Do this — Write out each line of the records below as a numbered list. Skip blank lines and leave the pictures out.

Supplied records —
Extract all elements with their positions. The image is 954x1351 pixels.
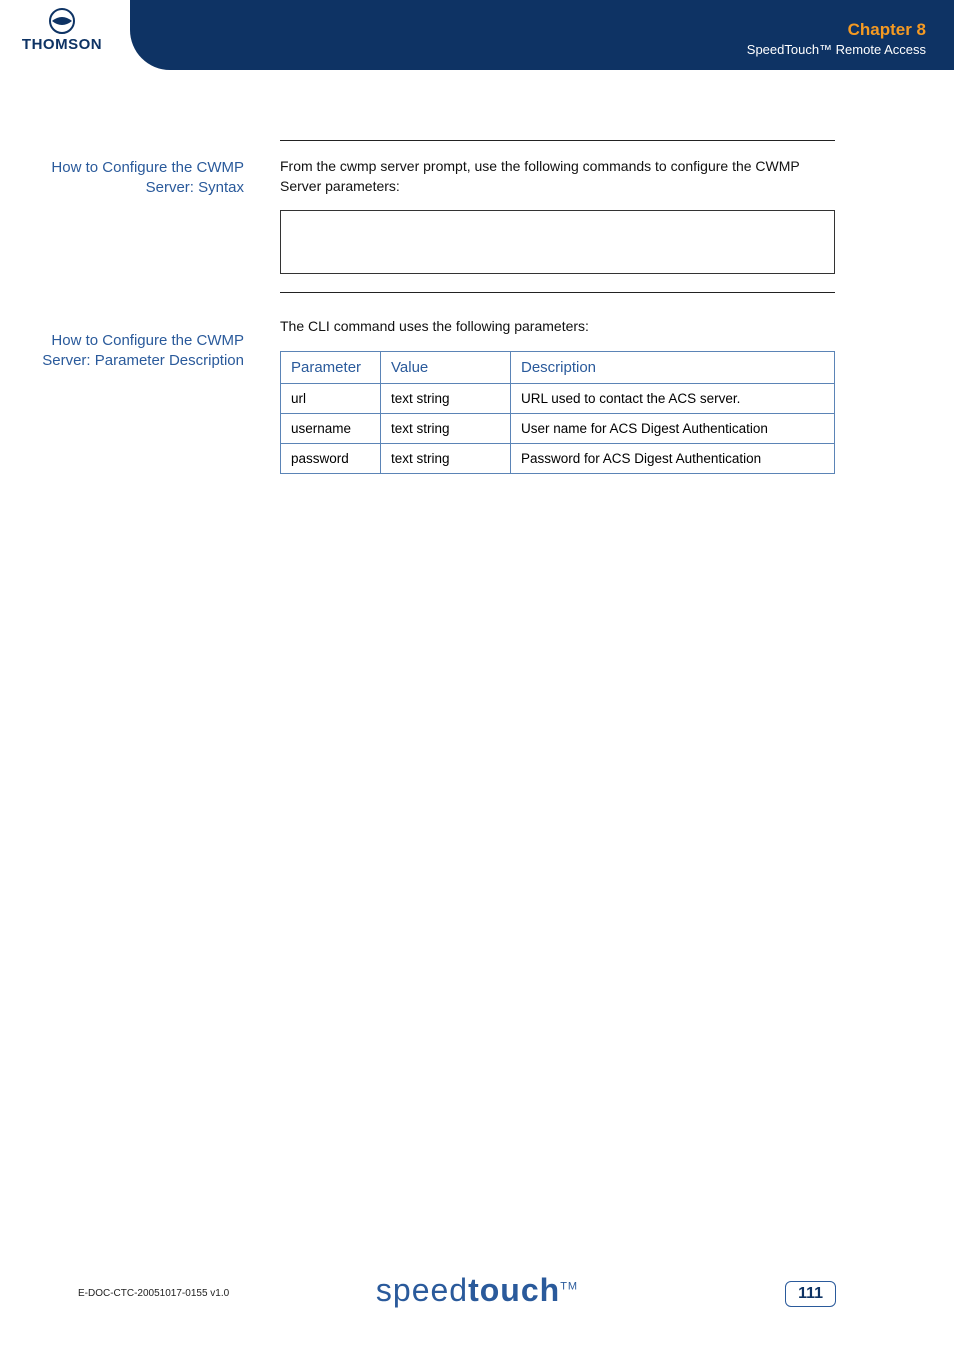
col-description: Description — [511, 351, 835, 383]
cell-desc: Password for ACS Digest Authentication — [511, 443, 835, 473]
brand-name: THOMSON — [12, 36, 112, 53]
brand-part-2: touch — [468, 1272, 560, 1308]
chapter-title: Chapter 8 — [747, 20, 926, 40]
params-intro-text: The CLI command uses the following param… — [280, 317, 835, 337]
cell-value: text string — [381, 443, 511, 473]
brand-logo: THOMSON — [12, 8, 112, 53]
page-number: 111 — [785, 1281, 836, 1307]
cell-desc: URL used to contact the ACS server. — [511, 383, 835, 413]
cell-desc: User name for ACS Digest Authentication — [511, 413, 835, 443]
table-header-row: Parameter Value Description — [281, 351, 835, 383]
cell-param: url — [281, 383, 381, 413]
chapter-block: Chapter 8 SpeedTouch™ Remote Access — [747, 20, 926, 57]
section-syntax: How to Configure the CWMP Server: Syntax… — [0, 140, 954, 293]
table-row: username text string User name for ACS D… — [281, 413, 835, 443]
page-content: How to Configure the CWMP Server: Syntax… — [0, 140, 954, 498]
table-row: password text string Password for ACS Di… — [281, 443, 835, 473]
main-column: The CLI command uses the following param… — [262, 317, 835, 474]
brand-part-1: speed — [376, 1272, 468, 1308]
cell-param: username — [281, 413, 381, 443]
divider — [280, 140, 835, 141]
page-footer: E-DOC-CTC-20051017-0155 v1.0 speedtouchT… — [0, 1249, 954, 1309]
code-block — [280, 210, 835, 274]
product-brand: speedtouchTM — [376, 1272, 578, 1309]
col-value: Value — [381, 351, 511, 383]
divider — [280, 292, 835, 293]
section-params: How to Configure the CWMP Server: Parame… — [0, 317, 954, 474]
thomson-globe-icon — [49, 8, 75, 34]
chapter-subtitle: SpeedTouch™ Remote Access — [747, 42, 926, 57]
main-column: From the cwmp server prompt, use the fol… — [262, 140, 835, 293]
document-id: E-DOC-CTC-20051017-0155 v1.0 — [78, 1288, 229, 1299]
cell-value: text string — [381, 413, 511, 443]
col-parameter: Parameter — [281, 351, 381, 383]
cell-param: password — [281, 443, 381, 473]
side-heading-params: How to Configure the CWMP Server: Parame… — [0, 317, 262, 474]
page-header: THOMSON Chapter 8 SpeedTouch™ Remote Acc… — [0, 0, 954, 90]
trademark-symbol: TM — [560, 1280, 578, 1292]
syntax-intro-text: From the cwmp server prompt, use the fol… — [280, 157, 835, 196]
table-row: url text string URL used to contact the … — [281, 383, 835, 413]
parameter-table: Parameter Value Description url text str… — [280, 351, 835, 474]
side-heading-syntax: How to Configure the CWMP Server: Syntax — [0, 140, 262, 293]
cell-value: text string — [381, 383, 511, 413]
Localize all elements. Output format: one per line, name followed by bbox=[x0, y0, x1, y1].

Answer in full —
1. Extract all elements with their positions. The image is 954x1351 pixels.
2. col-description: Description — [511, 351, 835, 383]
3. cell-desc: Password for ACS Digest Authentication — [511, 443, 835, 473]
4. brand-name: THOMSON — [12, 36, 112, 53]
5. brand-part-2: touch — [468, 1272, 560, 1308]
6. chapter-title: Chapter 8 — [747, 20, 926, 40]
7. params-intro-text: The CLI command uses the following param… — [280, 317, 835, 337]
8. cell-value: text string — [381, 443, 511, 473]
9. brand-logo: THOMSON — [12, 8, 112, 53]
10. page-number: 111 — [785, 1281, 836, 1307]
11. cell-desc: URL used to contact the ACS server. — [511, 383, 835, 413]
12. cell-desc: User name for ACS Digest Authentication — [511, 413, 835, 443]
13. table-header-row: Parameter Value Description — [281, 351, 835, 383]
14. cell-param: url — [281, 383, 381, 413]
15. chapter-block: Chapter 8 SpeedTouch™ Remote Access — [747, 20, 926, 57]
16. section-syntax: How to Configure the CWMP Server: Syntax… — [0, 140, 954, 293]
17. table-row: username text string User name for ACS D… — [281, 413, 835, 443]
18. page-content: How to Configure the CWMP Server: Syntax… — [0, 140, 954, 498]
19. table-row: password text string Password for ACS Di… — [281, 443, 835, 473]
20. main-column: The CLI command uses the following param… — [262, 317, 835, 474]
21. brand-part-1: speed — [376, 1272, 468, 1308]
22. cell-param: username — [281, 413, 381, 443]
23. divider — [280, 140, 835, 141]
24. page-footer: E-DOC-CTC-20051017-0155 v1.0 speedtouchT… — [0, 1249, 954, 1309]
25. code-block — [280, 210, 835, 274]
26. product-brand: speedtouchTM — [376, 1272, 578, 1309]
27. col-value: Value — [381, 351, 511, 383]
28. divider — [280, 292, 835, 293]
29. section-params: How to Configure the CWMP Server: Parame… — [0, 317, 954, 474]
30. thomson-globe-icon — [49, 8, 75, 34]
31. chapter-subtitle: SpeedTouch™ Remote Access — [747, 42, 926, 57]
32. main-column: From the cwmp server prompt, use the fol… — [262, 140, 835, 293]
33. document-id: E-DOC-CTC-20051017-0155 v1.0 — [78, 1288, 229, 1299]
34. cell-value: text string — [381, 413, 511, 443]
35. col-parameter: Parameter — [281, 351, 381, 383]
36. cell-param: password — [281, 443, 381, 473]
37. side-heading-params: How to Configure the CWMP Server: Parame… — [0, 317, 262, 474]
38. page-header: THOMSON Chapter 8 SpeedTouch™ Remote Acc… — [0, 0, 954, 90]
39. trademark-symbol: TM — [560, 1280, 578, 1292]
40. syntax-intro-text: From the cwmp server prompt, use the fol… — [280, 157, 835, 196]
41. table-row: url text string URL used to contact the … — [281, 383, 835, 413]
42. parameter-table: Parameter Value Description url text str… — [280, 351, 835, 474]
43. side-heading-syntax: How to Configure the CWMP Server: Syntax — [0, 140, 262, 293]
44. cell-value: text string — [381, 383, 511, 413]
45. Localize all elements. Output format: one per line, name followed by bbox=[x0, y0, x1, y1].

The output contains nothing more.